--- BEGIN SUPPLIED DATA ---

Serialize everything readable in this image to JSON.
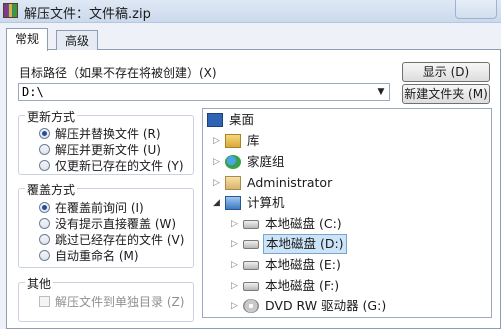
{
  "window": {
    "title": "解压文件：文件稿.zip"
  },
  "tabs": [
    {
      "label": "常规"
    },
    {
      "label": "高级"
    }
  ],
  "target": {
    "label": "目标路径（如果不存在将被创建）(X)",
    "value": "D:\\",
    "show_button": "显示 (D)",
    "new_folder_button": "新建文件夹 (M)"
  },
  "update_mode": {
    "title": "更新方式",
    "options": [
      {
        "label": "解压并替换文件 (R)",
        "selected": true
      },
      {
        "label": "解压并更新文件 (U)",
        "selected": false
      },
      {
        "label": "仅更新已存在的文件 (Y)",
        "selected": false
      }
    ]
  },
  "overwrite_mode": {
    "title": "覆盖方式",
    "options": [
      {
        "label": "在覆盖前询问 (I)",
        "selected": true
      },
      {
        "label": "没有提示直接覆盖 (W)",
        "selected": false
      },
      {
        "label": "跳过已经存在的文件 (V)",
        "selected": false
      },
      {
        "label": "自动重命名 (M)",
        "selected": false
      }
    ]
  },
  "misc": {
    "title": "其他",
    "options": [
      {
        "label": "解压文件到单独目录 (Z)"
      }
    ]
  },
  "tree": {
    "desktop": "桌面",
    "library": "库",
    "homegroup": "家庭组",
    "user": "Administrator",
    "computer": "计算机",
    "drives": [
      {
        "label": "本地磁盘 (C:)"
      },
      {
        "label": "本地磁盘 (D:)"
      },
      {
        "label": "本地磁盘 (E:)"
      },
      {
        "label": "本地磁盘 (F:)"
      },
      {
        "label": "DVD RW 驱动器 (G:)"
      }
    ]
  },
  "colors": {
    "selection": "#cce4f7",
    "selection_border": "#7da2ce",
    "title_bar": "#cbd9ec"
  },
  "icons": {
    "window": "winrar-icon",
    "desktop": "desktop-icon",
    "library": "library-icon",
    "homegroup": "homegroup-icon",
    "user": "user-folder-icon",
    "computer": "computer-icon",
    "drive": "drive-icon",
    "dvd": "dvd-drive-icon"
  }
}
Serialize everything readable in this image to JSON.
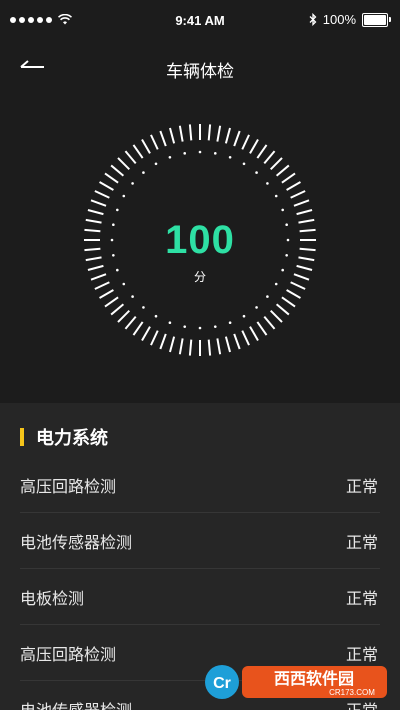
{
  "status_bar": {
    "time": "9:41 AM",
    "battery": "100%",
    "signal_icon": "signal-dots-icon",
    "wifi_icon": "wifi-icon",
    "bluetooth_icon": "bluetooth-icon",
    "battery_icon": "battery-icon"
  },
  "nav": {
    "title": "车辆体检",
    "back_icon": "back-arrow-icon"
  },
  "gauge": {
    "score": "100",
    "unit": "分",
    "score_color": "#2ee0a4"
  },
  "section": {
    "title": "电力系统",
    "accent_color": "#f5c41a",
    "items": [
      {
        "label": "高压回路检测",
        "status": "正常"
      },
      {
        "label": "电池传感器检测",
        "status": "正常"
      },
      {
        "label": "电板检测",
        "status": "正常"
      },
      {
        "label": "高压回路检测",
        "status": "正常"
      },
      {
        "label": "电池传感器检测",
        "status": "正常"
      }
    ]
  },
  "watermark": {
    "brand": "西西软件园",
    "site": "CR173.COM",
    "logo_text": "Cr"
  }
}
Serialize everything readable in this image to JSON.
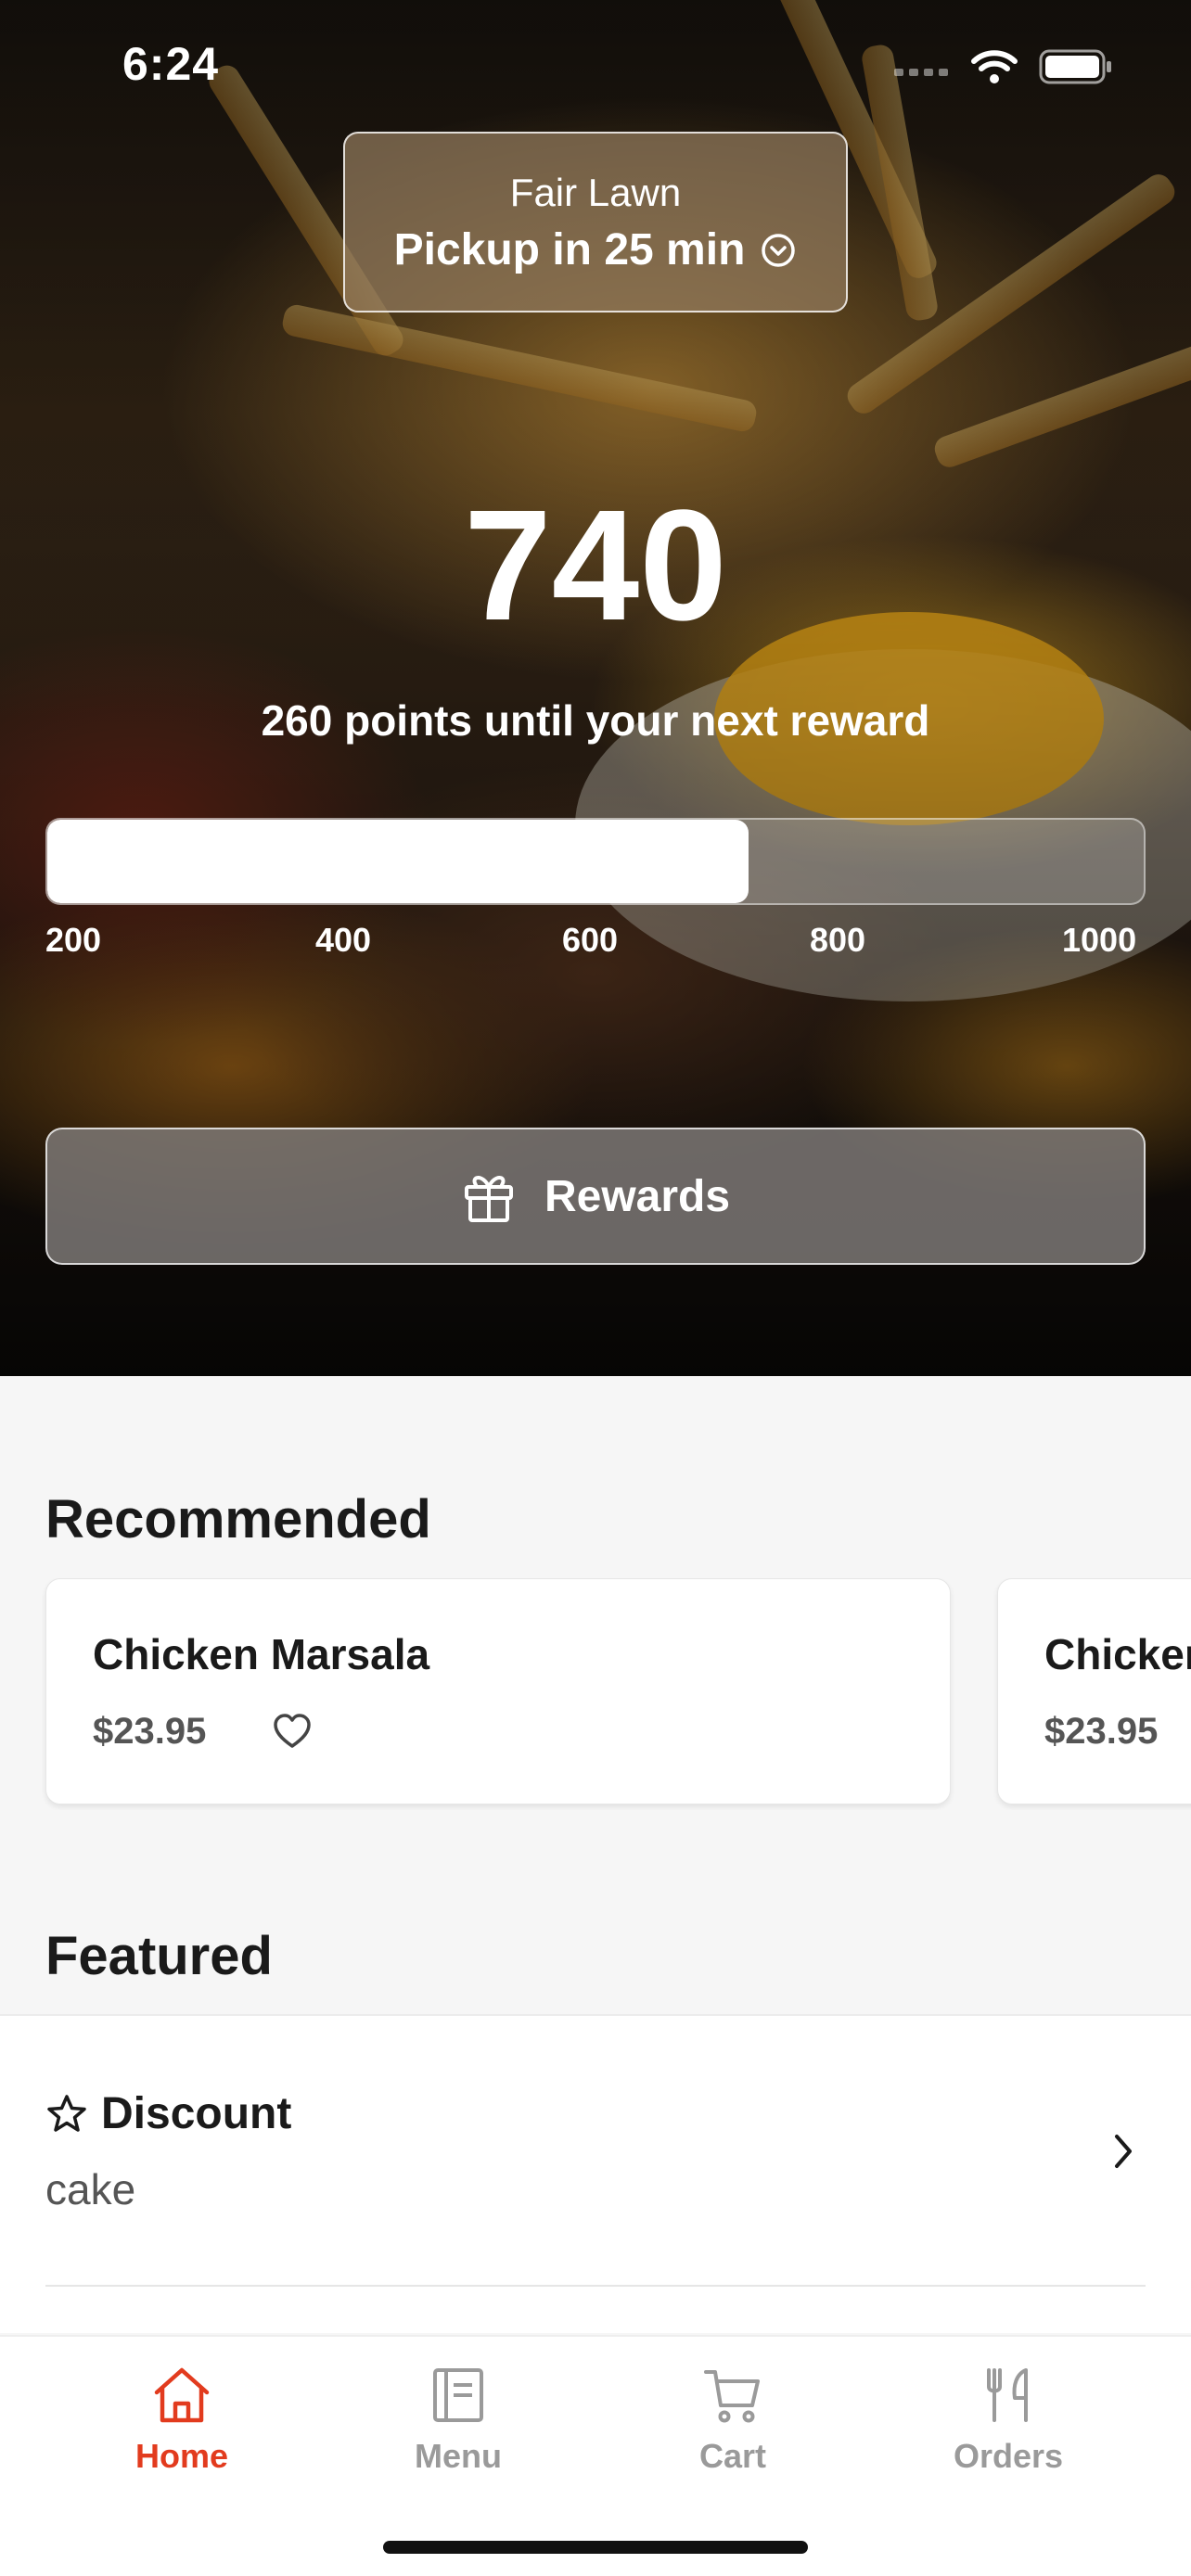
{
  "status_bar": {
    "time": "6:24"
  },
  "location": {
    "name": "Fair Lawn",
    "pickup": "Pickup in 25 min"
  },
  "loyalty": {
    "points": "740",
    "subtitle": "260 points until your next reward",
    "progress_fraction": 0.64,
    "tick_labels": [
      "200",
      "400",
      "600",
      "800",
      "1000"
    ]
  },
  "rewards_button": {
    "label": "Rewards"
  },
  "recommended": {
    "title": "Recommended",
    "items": [
      {
        "name": "Chicken Marsala",
        "price": "$23.95"
      },
      {
        "name": "Chicken Marsala",
        "price": "$23.95"
      }
    ]
  },
  "featured": {
    "title": "Featured",
    "items": [
      {
        "title": "Discount",
        "subtitle": "cake"
      }
    ]
  },
  "tabbar": {
    "tabs": [
      {
        "label": "Home",
        "icon": "home-icon",
        "active": true
      },
      {
        "label": "Menu",
        "icon": "menu-icon",
        "active": false
      },
      {
        "label": "Cart",
        "icon": "cart-icon",
        "active": false
      },
      {
        "label": "Orders",
        "icon": "orders-icon",
        "active": false
      }
    ]
  },
  "colors": {
    "accent": "#e23b1e",
    "tab_inactive": "#9a9a9a"
  }
}
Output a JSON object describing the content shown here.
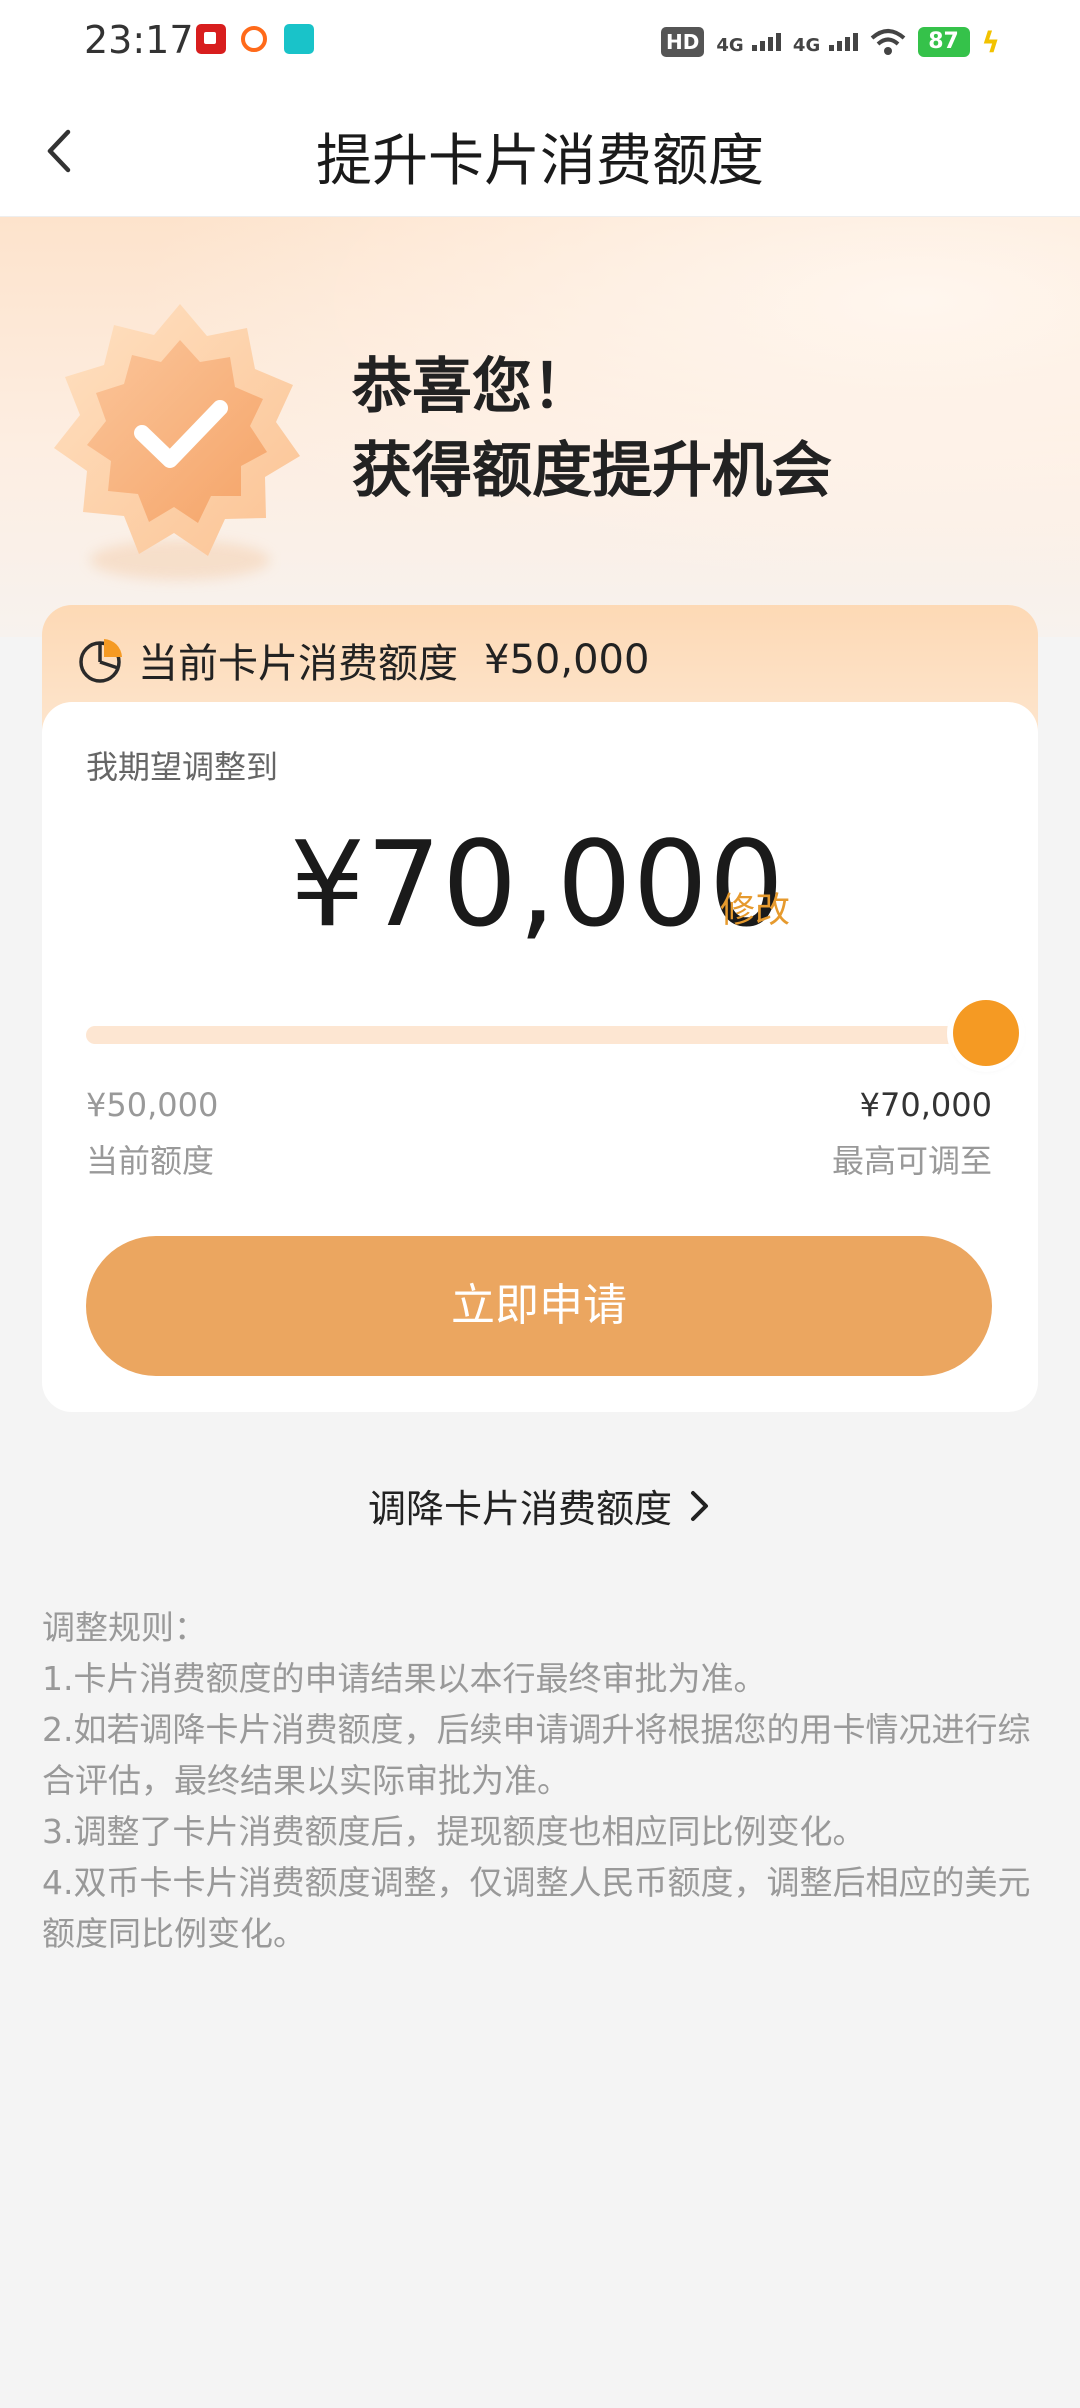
{
  "status_bar": {
    "time": "23:17",
    "hd_label": "HD",
    "net1": "4G",
    "net2": "4G",
    "battery": "87"
  },
  "nav": {
    "title": "提升卡片消费额度"
  },
  "hero": {
    "line1": "恭喜您！",
    "line2": "获得额度提升机会"
  },
  "current": {
    "label": "当前卡片消费额度",
    "amount": "¥50,000"
  },
  "adjust": {
    "expect_label": "我期望调整到",
    "amount": "¥70,000",
    "modify_label": "修改",
    "slider": {
      "min_value": "¥50,000",
      "min_label": "当前额度",
      "max_value": "¥70,000",
      "max_label": "最高可调至",
      "position_fraction": 1.0
    },
    "apply_label": "立即申请"
  },
  "lower_link": "调降卡片消费额度",
  "rules": {
    "title": "调整规则：",
    "items": [
      "1.卡片消费额度的申请结果以本行最终审批为准。",
      "2.如若调降卡片消费额度，后续申请调升将根据您的用卡情况进行综合评估，最终结果以实际审批为准。",
      "3.调整了卡片消费额度后，提现额度也相应同比例变化。",
      "4.双币卡卡片消费额度调整，仅调整人民币额度，调整后相应的美元额度同比例变化。"
    ]
  },
  "colors": {
    "accent": "#f59a23",
    "button": "#eba660",
    "modify": "#e69a2e"
  }
}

--- END SUPPLIED DATA ---

> AIM OF THE TASK: Without the pictures, extract every entry verbatim.

> ANSWER FOR THIS EXERCISE:
Serialize everything readable in this image to JSON.
{
  "window": {
    "title": "解压文件：文件稿.zip"
  },
  "tabs": [
    {
      "label": "常规"
    },
    {
      "label": "高级"
    }
  ],
  "target": {
    "label": "目标路径（如果不存在将被创建）(X)",
    "value": "D:\\",
    "show_button": "显示 (D)",
    "new_folder_button": "新建文件夹 (M)"
  },
  "update_mode": {
    "title": "更新方式",
    "options": [
      {
        "label": "解压并替换文件 (R)",
        "selected": true
      },
      {
        "label": "解压并更新文件 (U)",
        "selected": false
      },
      {
        "label": "仅更新已存在的文件 (Y)",
        "selected": false
      }
    ]
  },
  "overwrite_mode": {
    "title": "覆盖方式",
    "options": [
      {
        "label": "在覆盖前询问 (I)",
        "selected": true
      },
      {
        "label": "没有提示直接覆盖 (W)",
        "selected": false
      },
      {
        "label": "跳过已经存在的文件 (V)",
        "selected": false
      },
      {
        "label": "自动重命名 (M)",
        "selected": false
      }
    ]
  },
  "misc": {
    "title": "其他",
    "options": [
      {
        "label": "解压文件到单独目录 (Z)"
      }
    ]
  },
  "tree": {
    "desktop": "桌面",
    "library": "库",
    "homegroup": "家庭组",
    "user": "Administrator",
    "computer": "计算机",
    "drives": [
      {
        "label": "本地磁盘 (C:)"
      },
      {
        "label": "本地磁盘 (D:)"
      },
      {
        "label": "本地磁盘 (E:)"
      },
      {
        "label": "本地磁盘 (F:)"
      },
      {
        "label": "DVD RW 驱动器 (G:)"
      }
    ]
  },
  "colors": {
    "selection": "#cce4f7",
    "selection_border": "#7da2ce",
    "title_bar": "#cbd9ec"
  },
  "icons": {
    "window": "winrar-icon",
    "desktop": "desktop-icon",
    "library": "library-icon",
    "homegroup": "homegroup-icon",
    "user": "user-folder-icon",
    "computer": "computer-icon",
    "drive": "drive-icon",
    "dvd": "dvd-drive-icon"
  }
}
Serialize everything readable in this image to JSON.
{
  "status_bar": {
    "time": "9:41 AM",
    "battery": "100%",
    "signal_icon": "signal-dots-icon",
    "wifi_icon": "wifi-icon",
    "bluetooth_icon": "bluetooth-icon",
    "battery_icon": "battery-icon"
  },
  "nav": {
    "title": "车辆体检",
    "back_icon": "back-arrow-icon"
  },
  "gauge": {
    "score": "100",
    "unit": "分",
    "score_color": "#2ee0a4"
  },
  "section": {
    "title": "电力系统",
    "accent_color": "#f5c41a",
    "items": [
      {
        "label": "高压回路检测",
        "status": "正常"
      },
      {
        "label": "电池传感器检测",
        "status": "正常"
      },
      {
        "label": "电板检测",
        "status": "正常"
      },
      {
        "label": "高压回路检测",
        "status": "正常"
      },
      {
        "label": "电池传感器检测",
        "status": "正常"
      }
    ]
  },
  "watermark": {
    "brand": "西西软件园",
    "site": "CR173.COM",
    "logo_text": "Cr"
  }
}
Serialize everything readable in this image to JSON.
{
  "status_bar": {
    "time": "6:24"
  },
  "location": {
    "name": "Fair Lawn",
    "pickup": "Pickup in 25 min"
  },
  "loyalty": {
    "points": "740",
    "subtitle": "260 points until your next reward",
    "progress_fraction": 0.64,
    "tick_labels": [
      "200",
      "400",
      "600",
      "800",
      "1000"
    ]
  },
  "rewards_button": {
    "label": "Rewards"
  },
  "recommended": {
    "title": "Recommended",
    "items": [
      {
        "name": "Chicken Marsala",
        "price": "$23.95"
      },
      {
        "name": "Chicken Marsala",
        "price": "$23.95"
      }
    ]
  },
  "featured": {
    "title": "Featured",
    "items": [
      {
        "title": "Discount",
        "subtitle": "cake"
      }
    ]
  },
  "tabbar": {
    "tabs": [
      {
        "label": "Home",
        "icon": "home-icon",
        "active": true
      },
      {
        "label": "Menu",
        "icon": "menu-icon",
        "active": false
      },
      {
        "label": "Cart",
        "icon": "cart-icon",
        "active": false
      },
      {
        "label": "Orders",
        "icon": "orders-icon",
        "active": false
      }
    ]
  },
  "colors": {
    "accent": "#e23b1e",
    "tab_inactive": "#9a9a9a"
  }
}
Output a JSON object describing the content shown here.
{
  "status_bar": {
    "time": "23:17",
    "hd_label": "HD",
    "net1": "4G",
    "net2": "4G",
    "battery": "87"
  },
  "nav": {
    "title": "提升卡片消费额度"
  },
  "hero": {
    "line1": "恭喜您！",
    "line2": "获得额度提升机会"
  },
  "current": {
    "label": "当前卡片消费额度",
    "amount": "¥50,000"
  },
  "adjust": {
    "expect_label": "我期望调整到",
    "amount": "¥70,000",
    "modify_label": "修改",
    "slider": {
      "min_value": "¥50,000",
      "min_label": "当前额度",
      "max_value": "¥70,000",
      "max_label": "最高可调至",
      "position_fraction": 1.0
    },
    "apply_label": "立即申请"
  },
  "lower_link": "调降卡片消费额度",
  "rules": {
    "title": "调整规则：",
    "items": [
      "1.卡片消费额度的申请结果以本行最终审批为准。",
      "2.如若调降卡片消费额度，后续申请调升将根据您的用卡情况进行综合评估，最终结果以实际审批为准。",
      "3.调整了卡片消费额度后，提现额度也相应同比例变化。",
      "4.双币卡卡片消费额度调整，仅调整人民币额度，调整后相应的美元额度同比例变化。"
    ]
  },
  "colors": {
    "accent": "#f59a23",
    "button": "#eba660",
    "modify": "#e69a2e"
  }
}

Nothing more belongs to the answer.